:: Records for the task ::

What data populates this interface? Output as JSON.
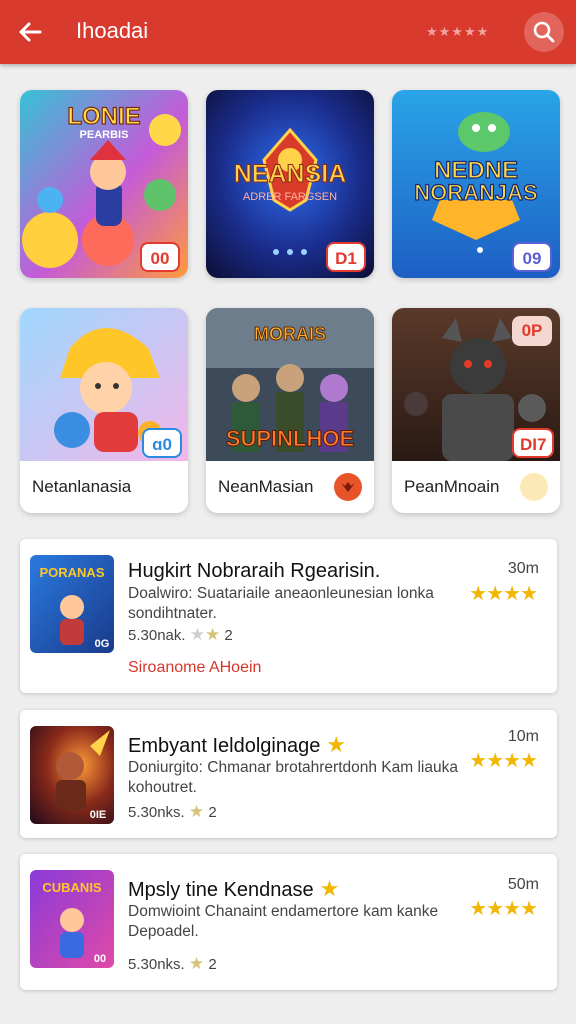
{
  "appbar": {
    "title": "Ihoadai",
    "deco_stars": "★★★★★",
    "back_icon": "arrow-left-icon",
    "search_icon": "search-icon",
    "color": "#d93a2e"
  },
  "grid": [
    {
      "name": "",
      "badge": "00",
      "art_title": "LONIE",
      "art_subtitle": "PEARBIS"
    },
    {
      "name": "",
      "badge": "D1",
      "art_title": "NEANSIA",
      "art_subtitle": "ADRER FARGSEN"
    },
    {
      "name": "",
      "badge": "09",
      "art_title": "NEDNE",
      "art_subtitle": "NORANJAS"
    },
    {
      "name": "Netanlanasia",
      "badge": "ɑ0",
      "art_title": "",
      "art_subtitle": ""
    },
    {
      "name": "NeanMasian",
      "badge": "",
      "art_title": "MORAIS",
      "art_subtitle": "SUPINLHOE"
    },
    {
      "name": "PeanMnoain",
      "badge": "DI7",
      "badge2": "0P",
      "art_title": "",
      "art_subtitle": ""
    }
  ],
  "list": [
    {
      "title": "Hugkirt Nobraraih Rgearisin.",
      "time": "30m",
      "desc": "Doalwiro: Suatariaile aneaonleunesian lonka sondihtnater.",
      "rating": "★★★★",
      "meta": "5.30nak.",
      "meta_num": "2",
      "link": "Siroanome AHoein",
      "thumb_title": "PORANAS",
      "thumb_tag": "0G"
    },
    {
      "title": "Embyant Ieldolginage",
      "time": "10m",
      "desc": "Doniurgito: Chmanar brotahrertdonh Kam liauka kohoutret.",
      "rating": "★★★★",
      "meta": "5.30nks.",
      "meta_num": "2",
      "link": "",
      "thumb_title": "",
      "thumb_tag": "0IE"
    },
    {
      "title": "Mpsly tine Kendnase",
      "time": "50m",
      "desc": "Domwioint Chanaint endamertore kam kanke Depoadel.",
      "rating": "★★★★",
      "meta": "5.30nks.",
      "meta_num": "2",
      "link": "",
      "thumb_title": "CUBANIS",
      "thumb_tag": "00"
    }
  ]
}
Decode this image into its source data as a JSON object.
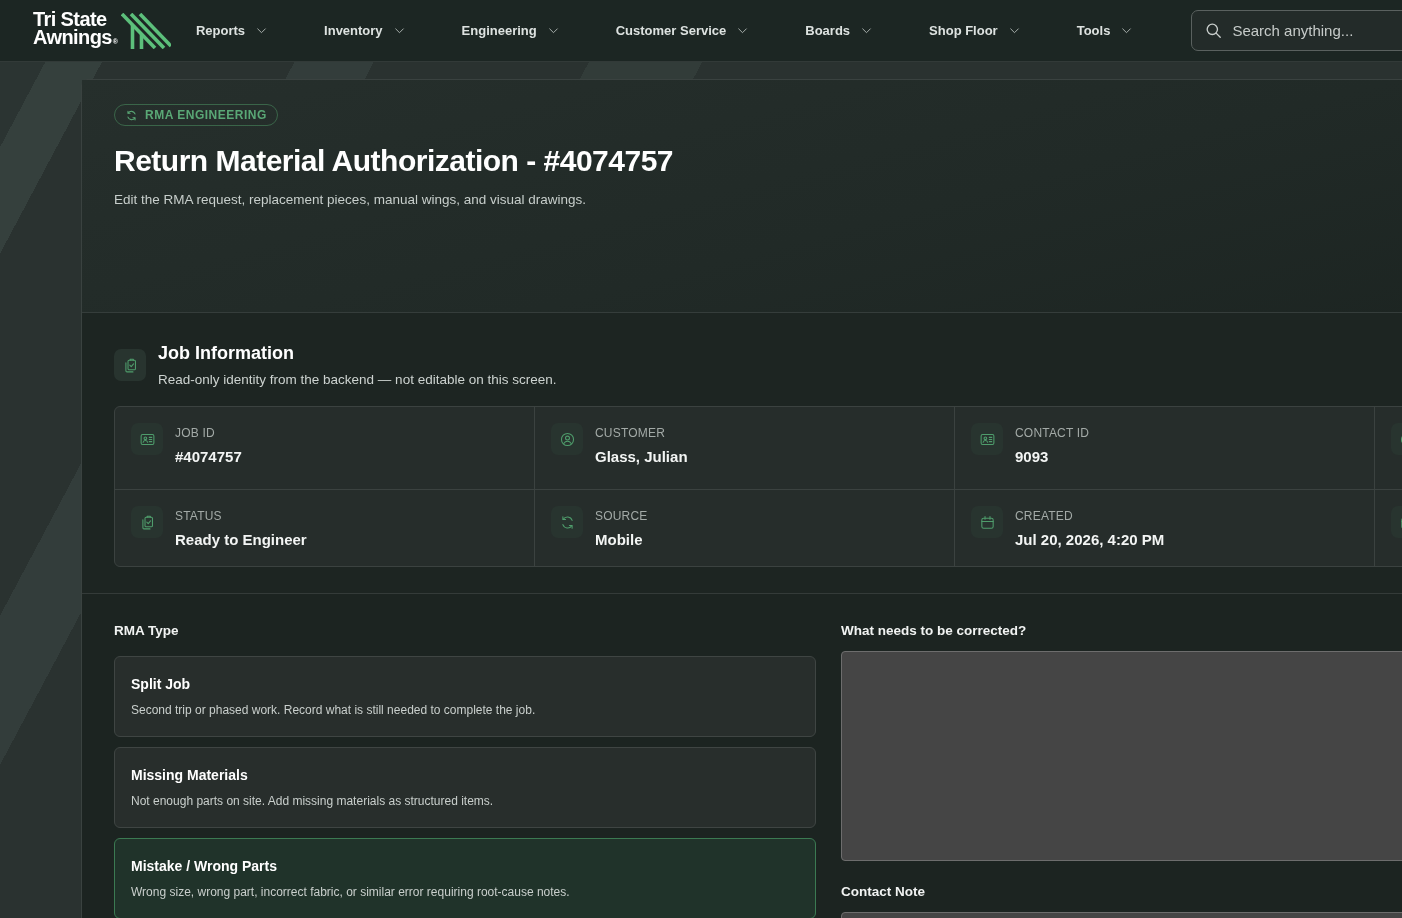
{
  "nav": {
    "logo": {
      "lines": [
        "Tri State",
        "Awnings"
      ],
      "mark": "®"
    },
    "menu": [
      "Reports",
      "Inventory",
      "Engineering",
      "Customer Service",
      "Boards",
      "Shop Floor",
      "Tools"
    ],
    "search": {
      "placeholder": "Search anything..."
    }
  },
  "header": {
    "tag": "RMA ENGINEERING",
    "title": "Return Material Authorization - #4074757",
    "subtitle": "Edit the RMA request, replacement pieces, manual wings, and visual drawings."
  },
  "job_information": {
    "title": "Job Information",
    "subtitle": "Read-only identity from the backend — not editable on this screen.",
    "rows": [
      [
        {
          "label": "JOB ID",
          "value": "#4074757"
        },
        {
          "label": "CUSTOMER",
          "value": "Glass, Julian"
        },
        {
          "label": "CONTACT ID",
          "value": "9093"
        }
      ],
      [
        {
          "label": "STATUS",
          "value": "Ready to Engineer"
        },
        {
          "label": "SOURCE",
          "value": "Mobile"
        },
        {
          "label": "CREATED",
          "value": "Jul 20, 2026, 4:20 PM"
        }
      ]
    ]
  },
  "rma_type": {
    "label": "RMA Type",
    "options": [
      {
        "title": "Split Job",
        "description": "Second trip or phased work. Record what is still needed to complete the job.",
        "selected": false
      },
      {
        "title": "Missing Materials",
        "description": "Not enough parts on site. Add missing materials as structured items.",
        "selected": false
      },
      {
        "title": "Mistake / Wrong Parts",
        "description": "Wrong size, wrong part, incorrect fabric, or similar error requiring root-cause notes.",
        "selected": true
      }
    ]
  },
  "correction": {
    "label": "What needs to be corrected?"
  },
  "contact_note": {
    "label": "Contact Note"
  }
}
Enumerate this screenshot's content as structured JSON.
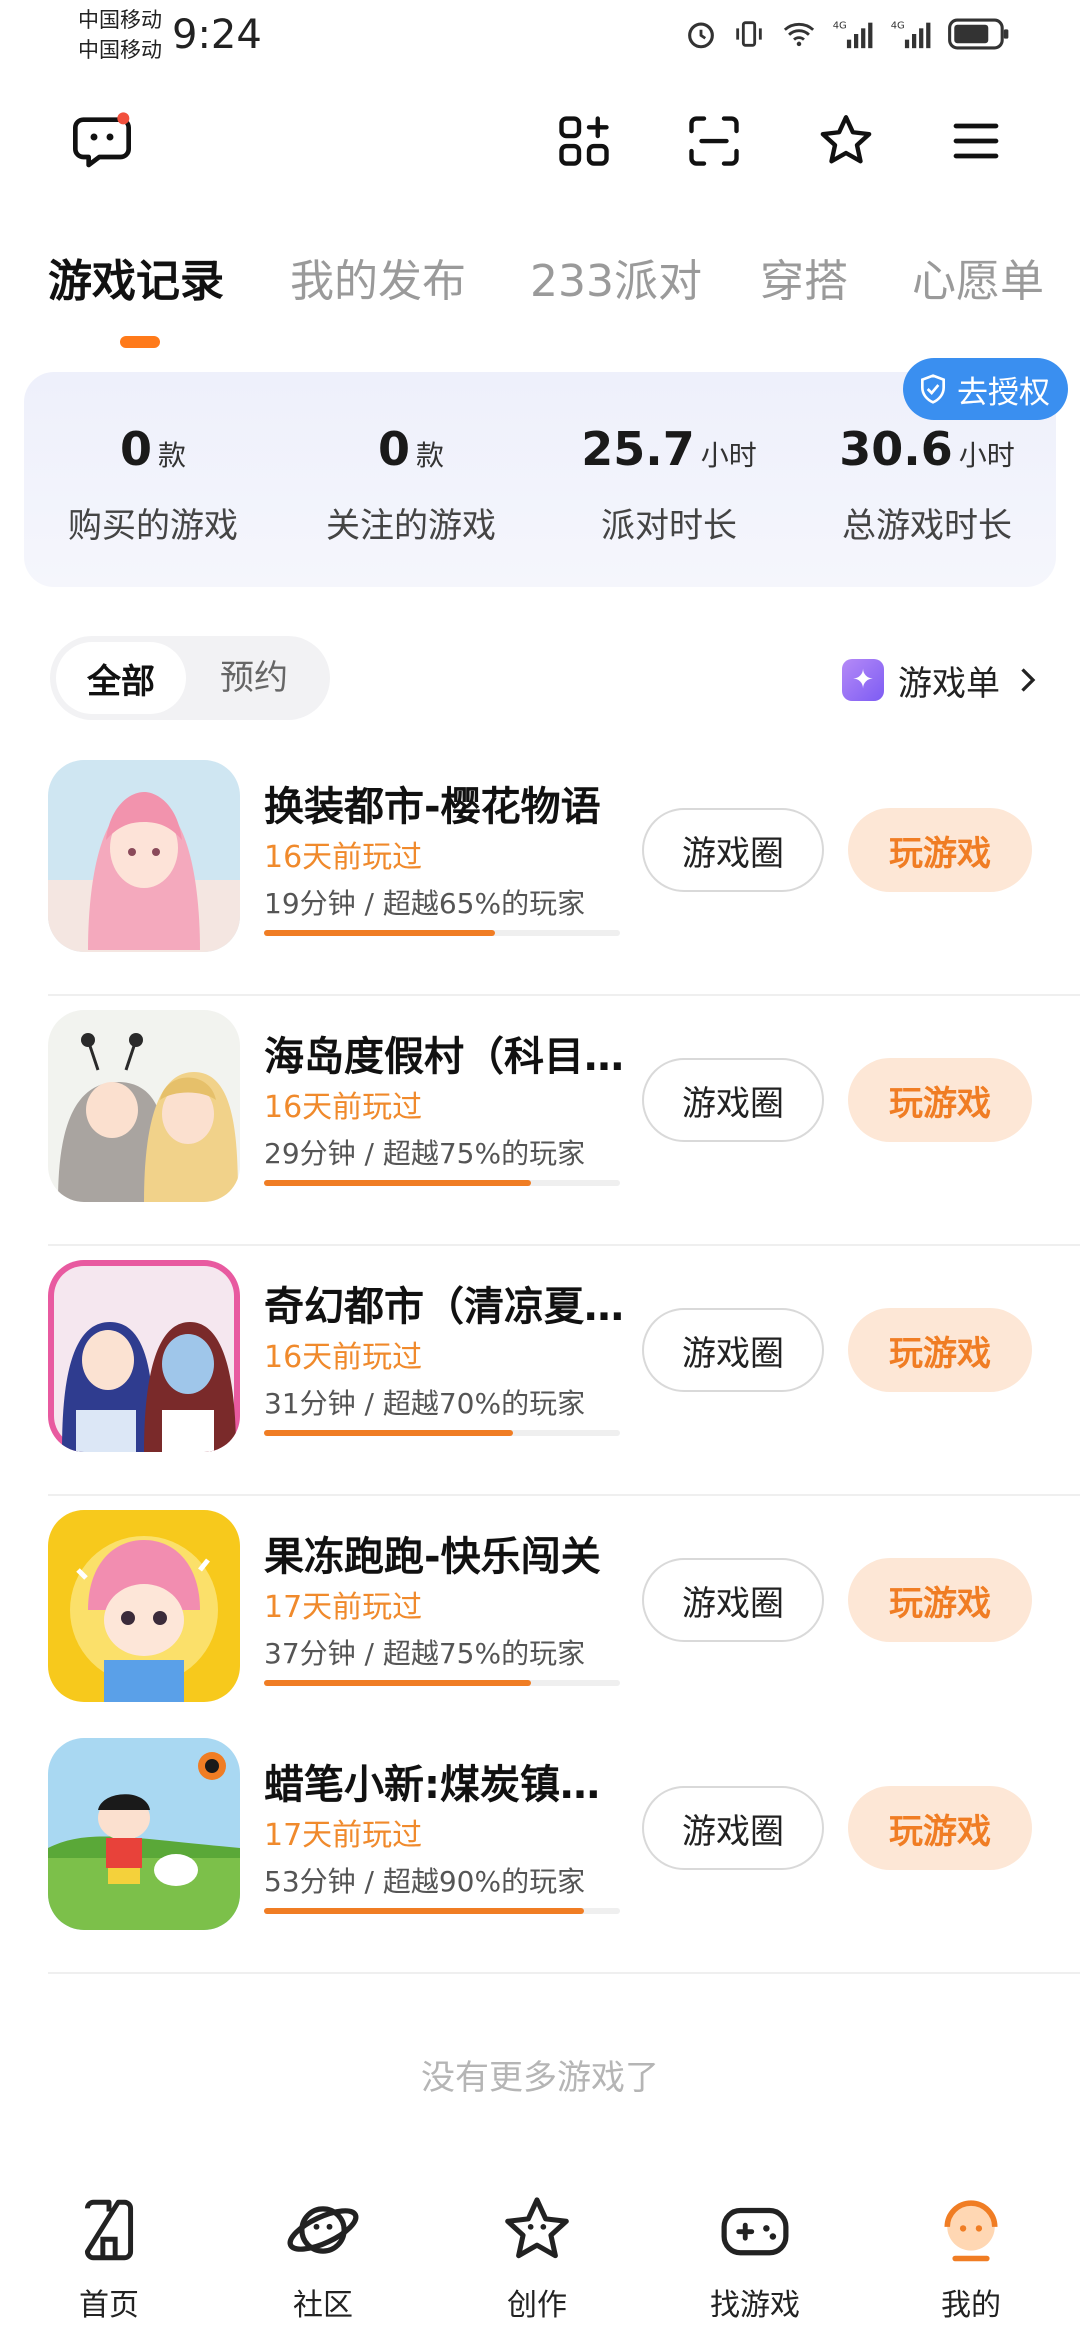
{
  "status_bar": {
    "carrier_1": "中国移动",
    "carrier_2": "中国移动",
    "time": "9:24"
  },
  "tabs": [
    "游戏记录",
    "我的发布",
    "233派对",
    "穿搭",
    "心愿单"
  ],
  "stats": {
    "auth_label": "去授权",
    "items": [
      {
        "value": "0",
        "unit": "款",
        "label": "购买的游戏"
      },
      {
        "value": "0",
        "unit": "款",
        "label": "关注的游戏"
      },
      {
        "value": "25.7",
        "unit": "小时",
        "label": "派对时长"
      },
      {
        "value": "30.6",
        "unit": "小时",
        "label": "总游戏时长"
      }
    ]
  },
  "filters": {
    "selected": "全部",
    "other": "预约",
    "game_list_link": "游戏单"
  },
  "games": [
    {
      "name": "换装都市-樱花物语",
      "last_played": "16天前玩过",
      "stats": "19分钟 / 超越65%的玩家",
      "progress": 0.65,
      "circle_label": "游戏圈",
      "play_label": "玩游戏"
    },
    {
      "name": "海岛度假村（科目…",
      "last_played": "16天前玩过",
      "stats": "29分钟 / 超越75%的玩家",
      "progress": 0.75,
      "circle_label": "游戏圈",
      "play_label": "玩游戏"
    },
    {
      "name": "奇幻都市（清凉夏…",
      "last_played": "16天前玩过",
      "stats": "31分钟 / 超越70%的玩家",
      "progress": 0.7,
      "circle_label": "游戏圈",
      "play_label": "玩游戏"
    },
    {
      "name": "果冻跑跑-快乐闯关",
      "last_played": "17天前玩过",
      "stats": "37分钟 / 超越75%的玩家",
      "progress": 0.75,
      "circle_label": "游戏圈",
      "play_label": "玩游戏"
    },
    {
      "name": "蜡笔小新:煤炭镇…",
      "last_played": "17天前玩过",
      "stats": "53分钟 / 超越90%的玩家",
      "progress": 0.9,
      "circle_label": "游戏圈",
      "play_label": "玩游戏"
    }
  ],
  "no_more_text": "没有更多游戏了",
  "bottom_nav": [
    {
      "label": "首页",
      "icon": "home-icon"
    },
    {
      "label": "社区",
      "icon": "planet-icon"
    },
    {
      "label": "创作",
      "icon": "star-icon"
    },
    {
      "label": "找游戏",
      "icon": "gamepad-icon"
    },
    {
      "label": "我的",
      "icon": "profile-icon",
      "active": true
    }
  ],
  "colors": {
    "accent": "#f07d24",
    "auth_badge": "#3a8ff0"
  }
}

:::

Written exercise –
Go through the records above, find every line with the word "this", and list those lines.

Result of the exercise –
What data populates this interface? Output as JSON.
Decode this image into its source data as a JSON object.
    "subtitle": "Read-only identity from the backend — not editable on this screen.",
Enumerate this screenshot's content as structured JSON.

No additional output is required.